TASK DATA

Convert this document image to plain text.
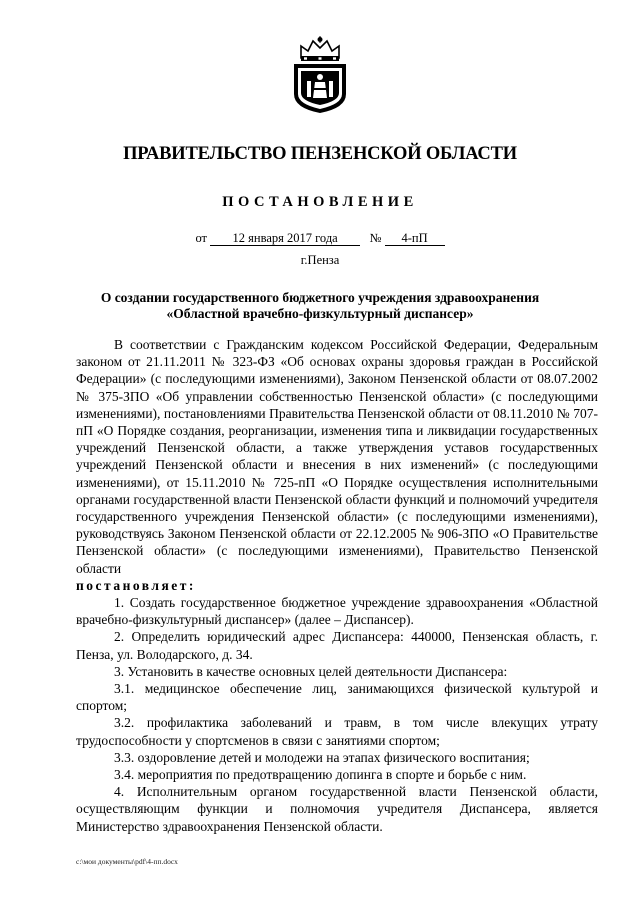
ПРАВИТЕЛЬСТВО ПЕНЗЕНСКОЙ ОБЛАСТИ
ПОСТАНОВЛЕНИЕ
от 12 января 2017 года	№ 4-пП
г.Пенза
О создании государственного бюджетного учреждения здравоохранения
«Областной врачебно-физкультурный диспансер»

В соответствии с Гражданским кодексом Российской Федерации, Федеральным законом от 21.11.2011 № 323-ФЗ «Об основах охраны здоровья граждан в Российской Федерации» (с последующими изменениями), Законом Пензенской области от 08.07.2002 № 375-ЗПО «Об управлении собственностью Пензенской области» (с последующими изменениями), постановлениями Правительства Пензенской области от 08.11.2010 № 707-пП «О Порядке создания, реорганизации, изменения типа и ликвидации государственных учреждений Пензенской области, а также утверждения уставов государственных учреждений Пензенской области и внесения в них изменений» (с последующими изменениями), от 15.11.2010 № 725-пП «О Порядке осуществления исполнительными органами государственной власти Пензенской области функций и полномочий учредителя государственного учреждения Пензенской области» (с последующими изменениями), руководствуясь Законом Пензенской области от 22.12.2005 № 906-ЗПО «О Правительстве Пензенской области» (с последующими изменениями), Правительство Пензенской области

постановляет:

1. Создать государственное бюджетное учреждение здравоохранения «Областной врачебно-физкультурный диспансер» (далее – Диспансер).

2. Определить юридический адрес Диспансера: 440000, Пензенская область, г. Пенза, ул. Володарского, д. 34.

3. Установить в качестве основных целей деятельности Диспансера:

3.1. медицинское обеспечение лиц, занимающихся физической культурой и спортом;

3.2. профилактика заболеваний и травм, в том числе влекущих утрату трудоспособности у спортсменов в связи с занятиями спортом;

3.3. оздоровление детей и молодежи на этапах физического воспитания;

3.4. мероприятия по предотвращению допинга в спорте и борьбе с ним.

4. Исполнительным органом государственной власти Пензенской области, осуществляющим функции и полномочия учредителя Диспансера, является Министерство здравоохранения Пензенской области.

c:\мои документы\pdf\4-пп.docx
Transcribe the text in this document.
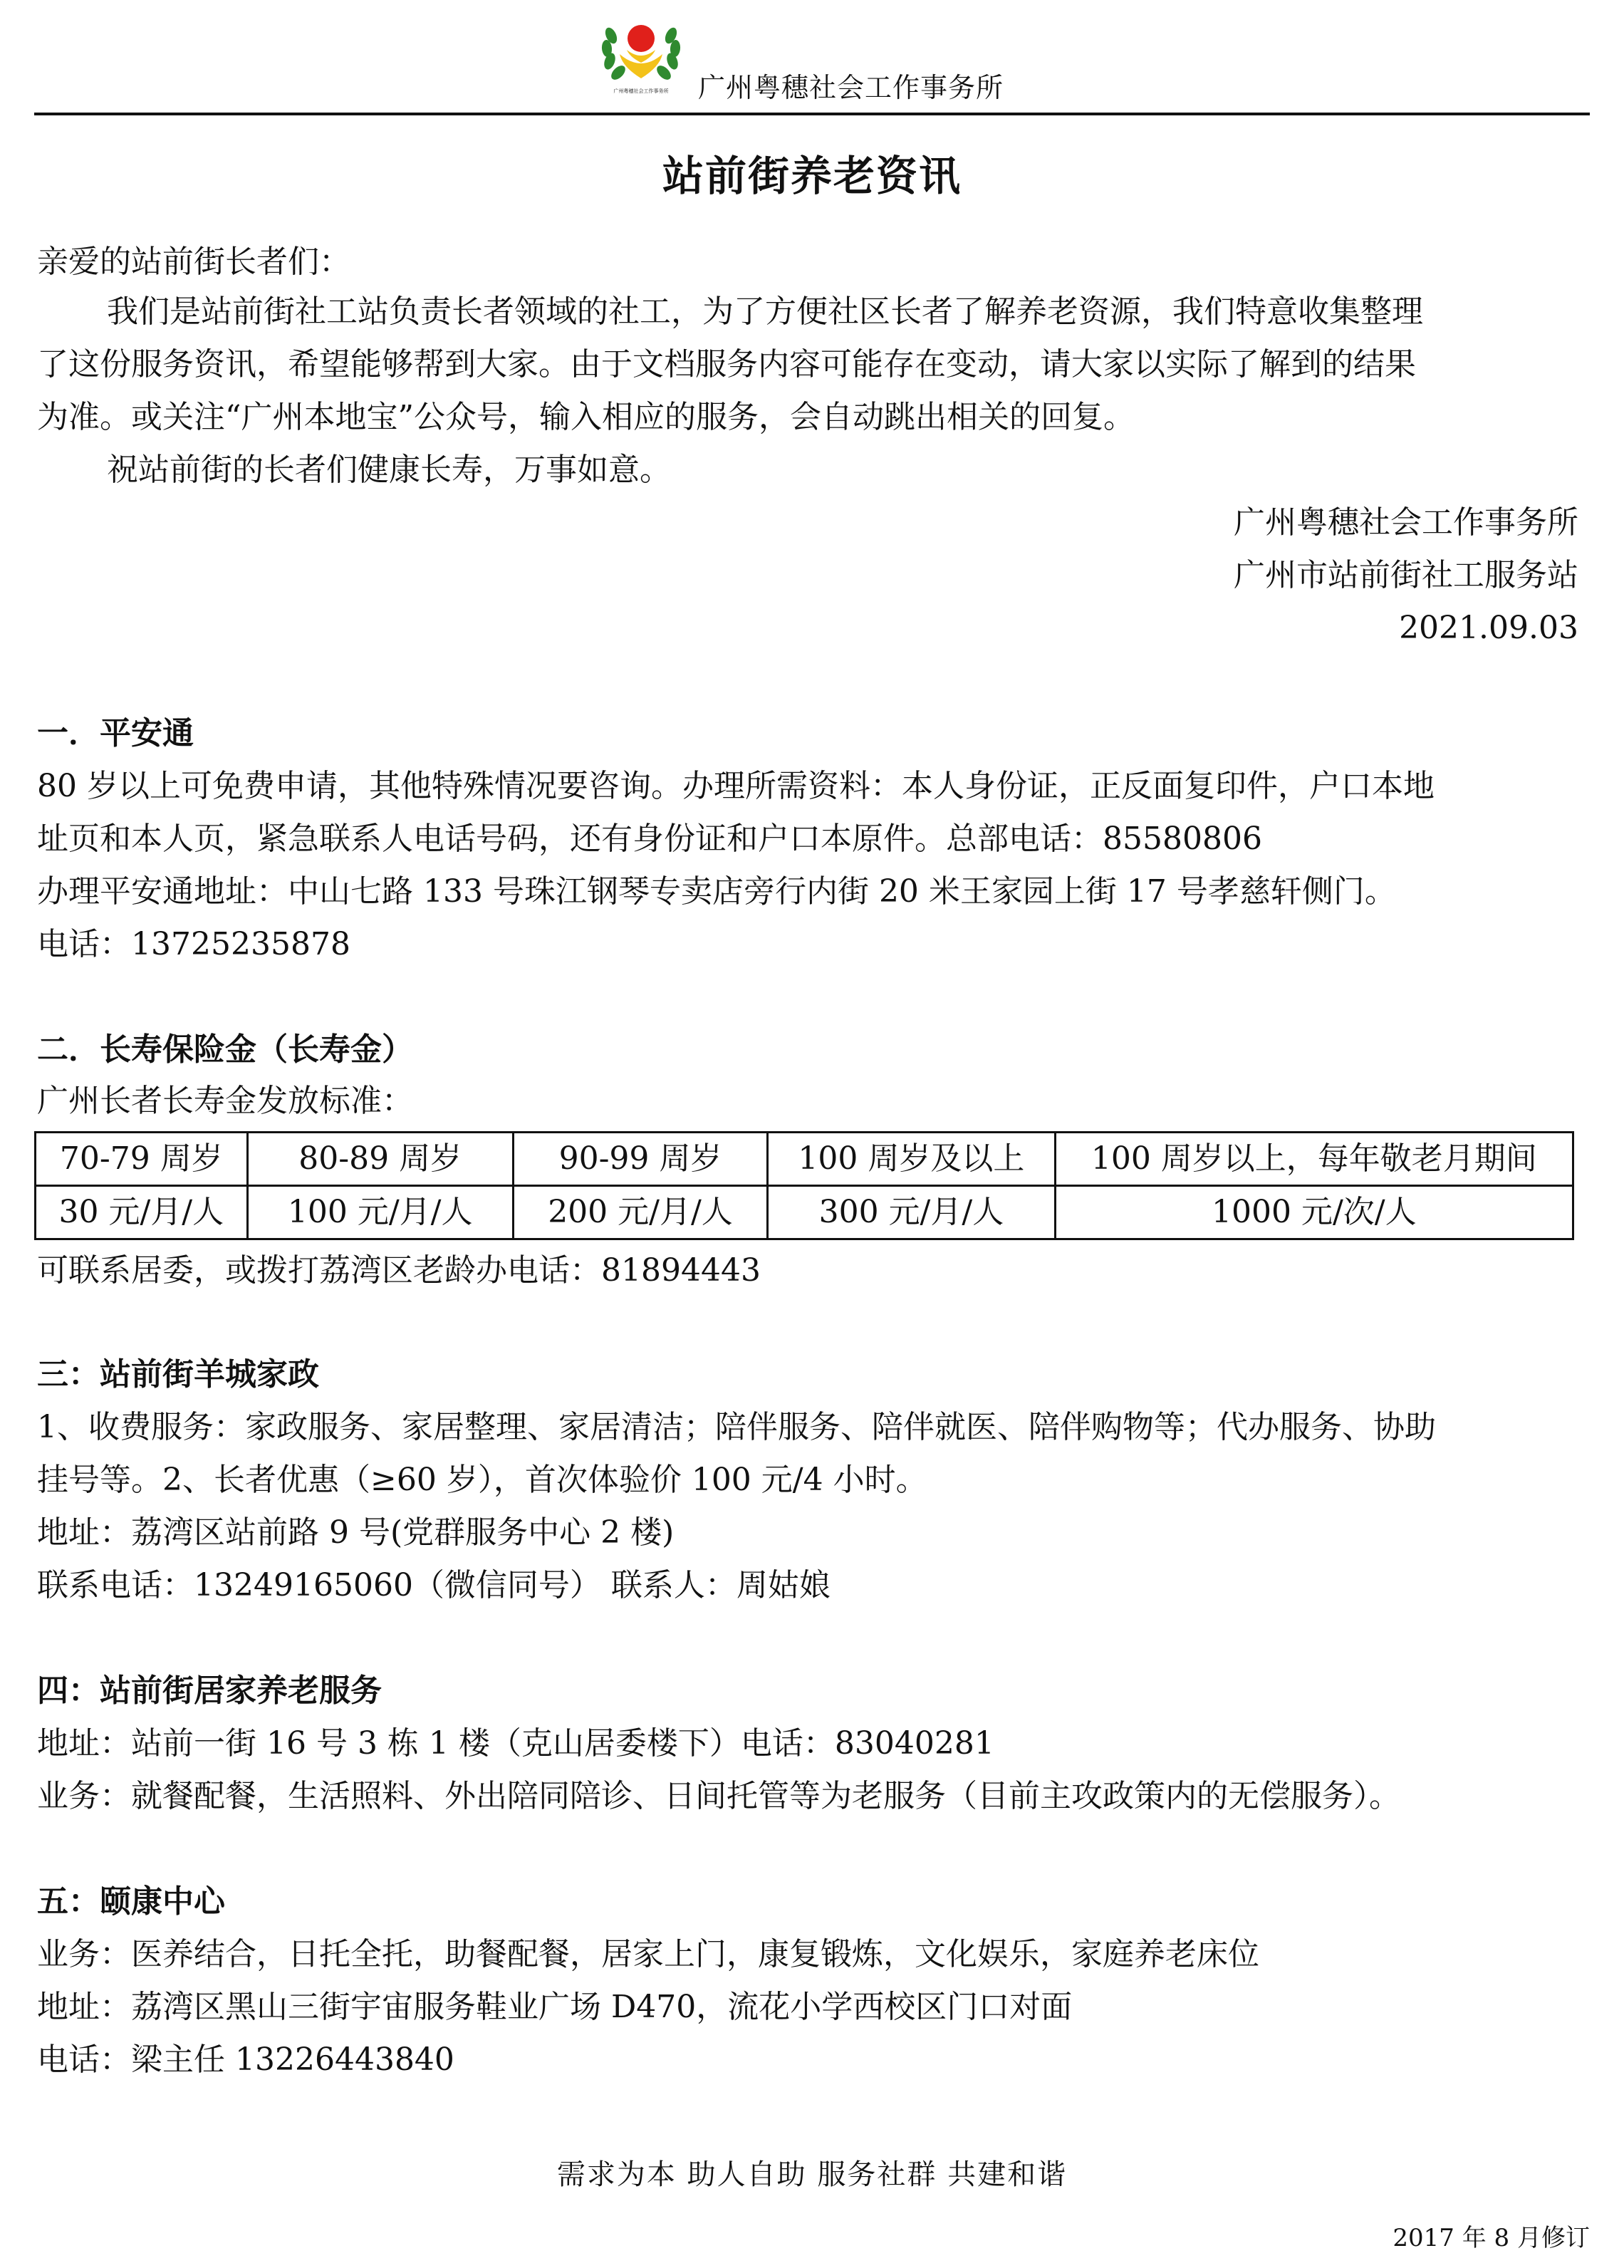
广州粤穗社会工作事务所 广州粤穗社会工作事务所
站前街养老资讯
亲爱的站前街长者们：
我们是站前街社工站负责长者领域的社工，为了方便社区长者了解养老资源，我们特意收集整理
了这份服务资讯，希望能够帮到大家。由于文档服务内容可能存在变动，请大家以实际了解到的结果
为准。或关注“广州本地宝”公众号，输入相应的服务，会自动跳出相关的回复。
祝站前街的长者们健康长寿，万事如意。
广州粤穗社会工作事务所
广州市站前街社工服务站
2021.09.03
一．平安通
80 岁以上可免费申请，其他特殊情况要咨询。办理所需资料：本人身份证，正反面复印件，户口本地
址页和本人页，紧急联系人电话号码，还有身份证和户口本原件。总部电话：85580806
办理平安通地址：中山七路 133 号珠江钢琴专卖店旁行内街 20 米王家园上街 17 号孝慈轩侧门。
电话：13725235878
二．长寿保险金（长寿金）
广州长者长寿金发放标准：
70-79 周岁	80-89 周岁	90-99 周岁	100 周岁及以上	100 周岁以上，每年敬老月期间
30 元/月/人	100 元/月/人	200 元/月/人	300 元/月/人	1000 元/次/人
可联系居委，或拨打荔湾区老龄办电话：81894443
三：站前街羊城家政
1、收费服务：家政服务、家居整理、家居清洁；陪伴服务、陪伴就医、陪伴购物等；代办服务、协助
挂号等。2、长者优惠（≥60 岁），首次体验价 100 元/4 小时。
地址：荔湾区站前路 9 号(党群服务中心 2 楼)
联系电话：13249165060（微信同号） 联系人：周姑娘
四：站前街居家养老服务
地址：站前一街 16 号 3 栋 1 楼（克山居委楼下）电话：83040281
业务：就餐配餐，生活照料、外出陪同陪诊、日间托管等为老服务（目前主攻政策内的无偿服务）。
五：颐康中心
业务：医养结合，日托全托，助餐配餐，居家上门，康复锻炼，文化娱乐，家庭养老床位
地址：荔湾区黑山三街宇宙服务鞋业广场 D470，流花小学西校区门口对面
电话：梁主任 13226443840
需求为本 助人自助 服务社群 共建和谐
2017 年 8 月修订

REQUIRED TASK
Search the preceding listing for the word "Областной" and pull out every line that holds it.

ANSWER TO THIS PROBLEM
«Областной врачебно-физкультурный диспансер»
1. Создать государственное бюджетное учреждение здравоохранения «Областной врачебно-физкультурный диспансер» (далее – Диспансер).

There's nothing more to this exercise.